EXERCISE OBJECTIVE:
Rewrite the stretch of the listing from the line containing "88, 204, 92]" through the line containing "89, 170, 105]", with "y-tick-label" changed to "y-axis-label" and everything else left as it is.
______________________________
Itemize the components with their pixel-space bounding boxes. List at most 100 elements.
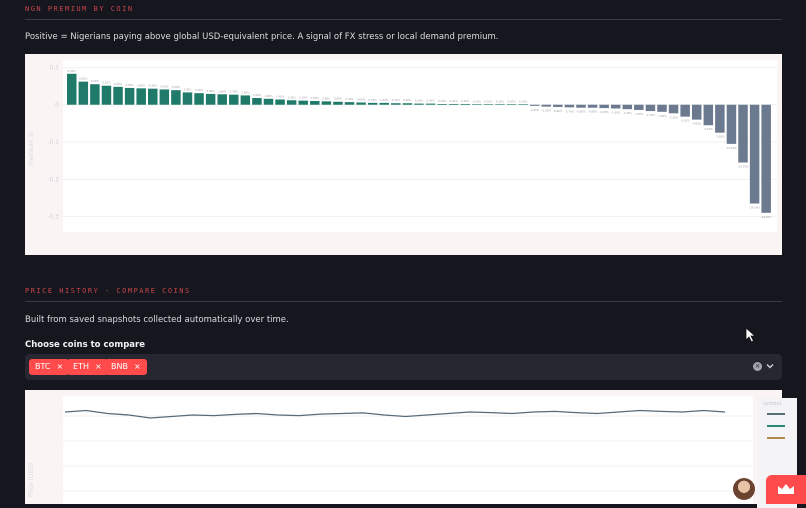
premium-bar-value-label: 3.10%	[195, 88, 204, 92]
premium-bar-value-label: -1.40%	[634, 112, 644, 116]
premium-bar	[553, 104, 563, 107]
y-tick-label: 0	[55, 102, 59, 109]
premium-bar-value-label: -26.50%	[749, 206, 760, 210]
premium-bar-value-label: 6.20%	[79, 77, 88, 81]
premium-bar	[159, 89, 170, 105]
premium-bar-value-label: 2.80%	[218, 89, 227, 93]
premium-chart-panel: 0.1 0 -0.1 -0.2 -0.3 8.30% 6.20% 5.50% 5.10% 4.8…	[25, 54, 782, 255]
premium-bar	[645, 104, 656, 112]
price-history-chart-panel: Price (USD) symbol	[25, 390, 797, 508]
premium-bar	[414, 103, 424, 105]
premium-bar	[437, 103, 447, 105]
premium-bar-value-label: 0.50%	[369, 98, 378, 102]
premium-bar	[599, 104, 609, 109]
premium-bar-value-label: 0.30%	[426, 99, 435, 103]
remove-btc-icon[interactable]: ×	[57, 362, 64, 371]
premium-bar	[657, 104, 667, 112]
premium-bar-value-label: -15.50%	[738, 165, 749, 169]
premium-bar-value-label: -1.70%	[646, 113, 656, 117]
y-tick-label: 0.1	[49, 64, 59, 71]
premium-bar	[171, 90, 181, 105]
premium-bar	[448, 103, 459, 105]
crown-button[interactable]	[766, 475, 806, 504]
premium-bar-value-label: 4.10%	[160, 84, 169, 88]
premium-bar-value-label: -7.50%	[715, 135, 725, 139]
premium-bar-value-label: -0.80%	[588, 110, 598, 114]
premium-bar-value-label: 1.00%	[311, 96, 320, 100]
premium-bar-value-label: 0.20%	[461, 99, 470, 103]
premium-bar-value-label: -0.50%	[542, 109, 552, 113]
premium-bar-value-label: 0.50%	[380, 98, 389, 102]
premium-bar	[518, 104, 528, 105]
y-tick-label: -0.1	[47, 139, 59, 146]
mouse-cursor-icon	[745, 327, 757, 343]
premium-bar	[738, 104, 748, 163]
premium-bar-chart: 0.1 0 -0.1 -0.2 -0.3 8.30%6.20%5.50% 5.10% 4.8…	[25, 54, 782, 255]
premium-bar-value-label: 0.10%	[519, 99, 528, 103]
clear-icon[interactable]: ×	[753, 362, 762, 371]
legend-title: symbol	[763, 401, 782, 407]
premium-bar	[668, 104, 679, 114]
premium-bar-value-label: 2.90%	[207, 89, 216, 93]
premium-bar	[275, 99, 285, 105]
premium-bar	[541, 104, 552, 107]
premium-bar	[564, 104, 575, 108]
premium-bar-value-label: -1.90%	[657, 114, 667, 118]
premium-bar	[310, 101, 320, 105]
premium-bar-value-label: -1.00%	[611, 110, 621, 114]
premium-bar	[680, 104, 690, 117]
premium-bar-value-label: 0.10%	[496, 99, 505, 103]
premium-bar-value-label: 0.60%	[357, 97, 366, 101]
premium-y-axis-label: Premium %	[28, 132, 35, 167]
tag-label: BTC	[35, 362, 51, 371]
coin-select-label: Choose coins to compare	[25, 340, 145, 350]
premium-bar-value-label: -0.30%	[530, 108, 540, 112]
premium-bar-value-label: 3.30%	[183, 87, 192, 91]
premium-bar	[217, 94, 227, 105]
premium-bar-value-label: 4.50%	[125, 83, 134, 87]
premium-bar-value-label: 2.70%	[230, 90, 239, 94]
premium-bar	[506, 104, 517, 105]
premium-bar-value-label: 4.80%	[114, 82, 123, 86]
premium-bar-value-label: 5.50%	[91, 79, 100, 83]
premium-bar-value-label: 0.10%	[507, 99, 516, 103]
premium-bar	[495, 104, 505, 105]
premium-bar-value-label: 4.30%	[149, 84, 158, 88]
premium-bar	[344, 102, 355, 105]
coin-multiselect[interactable]: BTC × ETH × BNB × ×	[25, 354, 782, 380]
premium-bar-value-label: 0.70%	[345, 97, 354, 101]
premium-bar-value-label: 0.80%	[334, 97, 343, 101]
premium-bar	[124, 87, 135, 105]
remove-bnb-icon[interactable]: ×	[134, 362, 141, 371]
premium-bar	[148, 88, 158, 105]
premium-bar-value-label: 0.30%	[415, 99, 424, 103]
premium-bar-value-label: -0.90%	[600, 110, 610, 114]
premium-bar-value-label: -10.50%	[726, 146, 737, 150]
premium-bar	[529, 104, 540, 106]
premium-bar-value-label: -29.00%	[761, 215, 772, 219]
tag-eth: ETH ×	[67, 359, 108, 375]
premium-bar	[67, 73, 77, 105]
premium-bar	[78, 81, 89, 105]
premium-bar-value-label: -0.80%	[576, 110, 586, 114]
premium-bar-value-label: 0.40%	[392, 98, 401, 102]
premium-bar	[356, 102, 366, 105]
premium-bar-value-label: -3.20%	[681, 119, 691, 123]
premium-bar	[483, 104, 494, 105]
premium-bar-value-label: 3.90%	[172, 85, 181, 89]
premium-bar	[379, 102, 389, 105]
premium-bar	[576, 104, 586, 108]
premium-bar	[321, 101, 332, 105]
premium-bar	[460, 103, 470, 105]
premium-bar-value-label: 0.90%	[322, 96, 331, 100]
remove-eth-icon[interactable]: ×	[95, 362, 102, 371]
tag-label: ETH	[73, 362, 89, 371]
premium-bar	[101, 85, 112, 105]
premium-bar	[286, 100, 297, 105]
premium-bar-value-label: -4.00%	[692, 122, 702, 126]
premium-bar	[622, 104, 633, 110]
chevron-down-icon[interactable]	[765, 361, 775, 371]
avatar[interactable]	[733, 478, 755, 500]
legend-swatch-bnb	[767, 437, 785, 439]
premium-bar	[703, 104, 714, 126]
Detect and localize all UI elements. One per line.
______________________________
WORKED SOLUTION:
premium-bar-value-label: 3.10%	[195, 88, 204, 92]
premium-bar-value-label: -1.40%	[634, 112, 644, 116]
premium-bar	[553, 104, 563, 107]
y-axis-label: 0	[55, 102, 59, 109]
premium-bar-value-label: -26.50%	[749, 206, 760, 210]
premium-bar-value-label: 6.20%	[79, 77, 88, 81]
premium-bar	[159, 89, 170, 105]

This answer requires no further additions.